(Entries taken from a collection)
** Start **

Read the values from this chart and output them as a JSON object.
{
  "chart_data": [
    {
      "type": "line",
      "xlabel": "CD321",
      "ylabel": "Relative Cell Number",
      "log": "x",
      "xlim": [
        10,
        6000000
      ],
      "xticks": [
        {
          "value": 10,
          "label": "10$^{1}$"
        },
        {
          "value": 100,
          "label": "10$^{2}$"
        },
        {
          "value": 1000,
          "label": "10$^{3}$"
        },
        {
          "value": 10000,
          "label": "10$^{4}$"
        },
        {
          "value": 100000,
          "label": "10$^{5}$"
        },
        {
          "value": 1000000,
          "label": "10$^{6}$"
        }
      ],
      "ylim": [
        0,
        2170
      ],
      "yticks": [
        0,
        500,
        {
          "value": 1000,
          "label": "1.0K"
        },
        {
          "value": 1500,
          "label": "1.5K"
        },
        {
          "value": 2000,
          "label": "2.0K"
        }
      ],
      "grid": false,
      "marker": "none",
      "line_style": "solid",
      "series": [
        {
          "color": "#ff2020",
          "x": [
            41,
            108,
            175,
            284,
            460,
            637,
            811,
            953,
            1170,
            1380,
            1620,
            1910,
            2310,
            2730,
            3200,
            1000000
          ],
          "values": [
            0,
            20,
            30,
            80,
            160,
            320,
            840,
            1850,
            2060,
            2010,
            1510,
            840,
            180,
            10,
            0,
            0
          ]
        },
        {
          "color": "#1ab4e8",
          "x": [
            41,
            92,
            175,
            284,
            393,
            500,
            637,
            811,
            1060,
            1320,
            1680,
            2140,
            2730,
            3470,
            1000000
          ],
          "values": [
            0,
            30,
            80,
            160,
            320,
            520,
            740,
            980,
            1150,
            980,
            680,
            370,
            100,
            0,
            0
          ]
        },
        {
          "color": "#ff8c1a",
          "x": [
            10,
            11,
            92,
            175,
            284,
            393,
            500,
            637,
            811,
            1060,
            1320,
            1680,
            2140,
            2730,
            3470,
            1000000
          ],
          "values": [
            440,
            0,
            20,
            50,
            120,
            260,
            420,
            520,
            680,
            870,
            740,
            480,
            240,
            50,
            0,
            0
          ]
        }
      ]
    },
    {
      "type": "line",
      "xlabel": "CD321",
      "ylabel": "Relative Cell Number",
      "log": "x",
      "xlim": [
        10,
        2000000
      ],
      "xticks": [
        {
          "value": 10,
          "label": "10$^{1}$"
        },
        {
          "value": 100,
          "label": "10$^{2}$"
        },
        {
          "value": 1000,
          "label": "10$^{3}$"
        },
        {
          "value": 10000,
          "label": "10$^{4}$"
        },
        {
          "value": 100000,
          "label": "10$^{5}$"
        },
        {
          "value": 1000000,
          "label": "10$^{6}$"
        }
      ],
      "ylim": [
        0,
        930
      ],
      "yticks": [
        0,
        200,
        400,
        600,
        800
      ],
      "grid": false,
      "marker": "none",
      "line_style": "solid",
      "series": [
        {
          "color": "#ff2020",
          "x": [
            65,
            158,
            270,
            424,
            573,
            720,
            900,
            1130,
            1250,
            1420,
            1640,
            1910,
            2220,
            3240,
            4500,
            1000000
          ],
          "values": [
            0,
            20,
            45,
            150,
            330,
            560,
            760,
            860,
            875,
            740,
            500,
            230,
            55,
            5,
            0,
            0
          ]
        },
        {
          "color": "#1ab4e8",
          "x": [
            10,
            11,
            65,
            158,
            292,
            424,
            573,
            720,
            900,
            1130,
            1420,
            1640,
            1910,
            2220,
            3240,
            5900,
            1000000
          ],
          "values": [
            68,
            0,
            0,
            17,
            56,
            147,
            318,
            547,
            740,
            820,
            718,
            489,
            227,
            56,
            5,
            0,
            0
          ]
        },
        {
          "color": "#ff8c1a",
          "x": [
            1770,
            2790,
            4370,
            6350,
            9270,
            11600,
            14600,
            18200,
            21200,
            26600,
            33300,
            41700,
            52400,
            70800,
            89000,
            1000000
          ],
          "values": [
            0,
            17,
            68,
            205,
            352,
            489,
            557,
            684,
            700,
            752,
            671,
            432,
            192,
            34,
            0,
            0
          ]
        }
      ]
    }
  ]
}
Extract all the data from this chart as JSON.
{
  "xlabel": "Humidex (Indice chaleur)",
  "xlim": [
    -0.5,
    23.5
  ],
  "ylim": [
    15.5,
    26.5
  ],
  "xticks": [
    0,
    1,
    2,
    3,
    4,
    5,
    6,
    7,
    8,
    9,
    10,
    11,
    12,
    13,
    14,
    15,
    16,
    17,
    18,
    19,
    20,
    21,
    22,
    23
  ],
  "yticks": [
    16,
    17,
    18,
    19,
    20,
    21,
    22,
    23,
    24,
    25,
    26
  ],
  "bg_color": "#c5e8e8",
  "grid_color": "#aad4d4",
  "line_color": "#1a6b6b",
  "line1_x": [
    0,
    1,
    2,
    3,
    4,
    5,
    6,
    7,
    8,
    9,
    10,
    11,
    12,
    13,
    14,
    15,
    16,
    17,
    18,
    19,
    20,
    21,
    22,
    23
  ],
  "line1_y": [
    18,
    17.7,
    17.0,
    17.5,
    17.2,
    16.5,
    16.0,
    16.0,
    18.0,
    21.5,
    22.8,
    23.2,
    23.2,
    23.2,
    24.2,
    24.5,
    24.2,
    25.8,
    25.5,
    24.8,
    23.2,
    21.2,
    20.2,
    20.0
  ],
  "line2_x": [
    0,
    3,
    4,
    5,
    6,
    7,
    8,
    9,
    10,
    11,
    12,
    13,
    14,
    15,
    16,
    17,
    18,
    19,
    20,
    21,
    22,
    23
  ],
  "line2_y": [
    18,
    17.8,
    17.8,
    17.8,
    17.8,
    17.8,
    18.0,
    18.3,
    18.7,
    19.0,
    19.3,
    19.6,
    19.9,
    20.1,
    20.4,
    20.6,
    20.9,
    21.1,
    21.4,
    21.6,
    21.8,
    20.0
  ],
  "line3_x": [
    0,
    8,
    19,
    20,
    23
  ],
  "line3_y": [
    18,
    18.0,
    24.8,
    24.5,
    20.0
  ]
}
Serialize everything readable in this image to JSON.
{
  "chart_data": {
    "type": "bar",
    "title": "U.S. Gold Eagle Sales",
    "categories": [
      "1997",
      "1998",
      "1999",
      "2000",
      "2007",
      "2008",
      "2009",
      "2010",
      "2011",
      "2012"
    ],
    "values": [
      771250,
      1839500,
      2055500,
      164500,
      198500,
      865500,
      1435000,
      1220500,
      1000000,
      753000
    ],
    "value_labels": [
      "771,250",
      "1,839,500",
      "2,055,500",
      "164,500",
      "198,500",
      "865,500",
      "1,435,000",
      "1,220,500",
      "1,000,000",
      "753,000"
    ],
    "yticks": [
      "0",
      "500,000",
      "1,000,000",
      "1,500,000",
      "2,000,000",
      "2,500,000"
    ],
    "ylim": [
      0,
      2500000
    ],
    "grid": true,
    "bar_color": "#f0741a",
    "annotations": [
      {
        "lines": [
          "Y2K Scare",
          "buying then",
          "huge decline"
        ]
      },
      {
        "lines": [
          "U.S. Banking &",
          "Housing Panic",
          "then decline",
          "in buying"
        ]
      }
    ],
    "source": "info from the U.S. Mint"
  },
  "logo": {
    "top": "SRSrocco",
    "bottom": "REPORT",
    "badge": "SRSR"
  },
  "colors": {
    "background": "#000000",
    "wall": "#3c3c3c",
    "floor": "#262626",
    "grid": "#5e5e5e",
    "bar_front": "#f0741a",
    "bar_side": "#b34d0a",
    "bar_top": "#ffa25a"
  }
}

** End **

Starting with the line that contains "Serialize everything readable", repeat each line through the last one exactly as it appears. Include both ends and nothing more.

Serialize everything readable in this image to JSON.
{
  "chart_data": {
    "type": "bar",
    "title": "U.S. Gold Eagle Sales",
    "categories": [
      "1997",
      "1998",
      "1999",
      "2000",
      "2007",
      "2008",
      "2009",
      "2010",
      "2011",
      "2012"
    ],
    "values": [
      771250,
      1839500,
      2055500,
      164500,
      198500,
      865500,
      1435000,
      1220500,
      1000000,
      753000
    ],
    "value_labels": [
      "771,250",
      "1,839,500",
      "2,055,500",
      "164,500",
      "198,500",
      "865,500",
      "1,435,000",
      "1,220,500",
      "1,000,000",
      "753,000"
    ],
    "yticks": [
      "0",
      "500,000",
      "1,000,000",
      "1,500,000",
      "2,000,000",
      "2,500,000"
    ],
    "ylim": [
      0,
      2500000
    ],
    "grid": true,
    "bar_color": "#f0741a",
    "annotations": [
      {
        "lines": [
          "Y2K Scare",
          "buying then",
          "huge decline"
        ]
      },
      {
        "lines": [
          "U.S. Banking &",
          "Housing Panic",
          "then decline",
          "in buying"
        ]
      }
    ],
    "source": "info from the U.S. Mint"
  },
  "logo": {
    "top": "SRSrocco",
    "bottom": "REPORT",
    "badge": "SRSR"
  },
  "colors": {
    "background": "#000000",
    "wall": "#3c3c3c",
    "floor": "#262626",
    "grid": "#5e5e5e",
    "bar_front": "#f0741a",
    "bar_side": "#b34d0a",
    "bar_top": "#ffa25a"
  }
}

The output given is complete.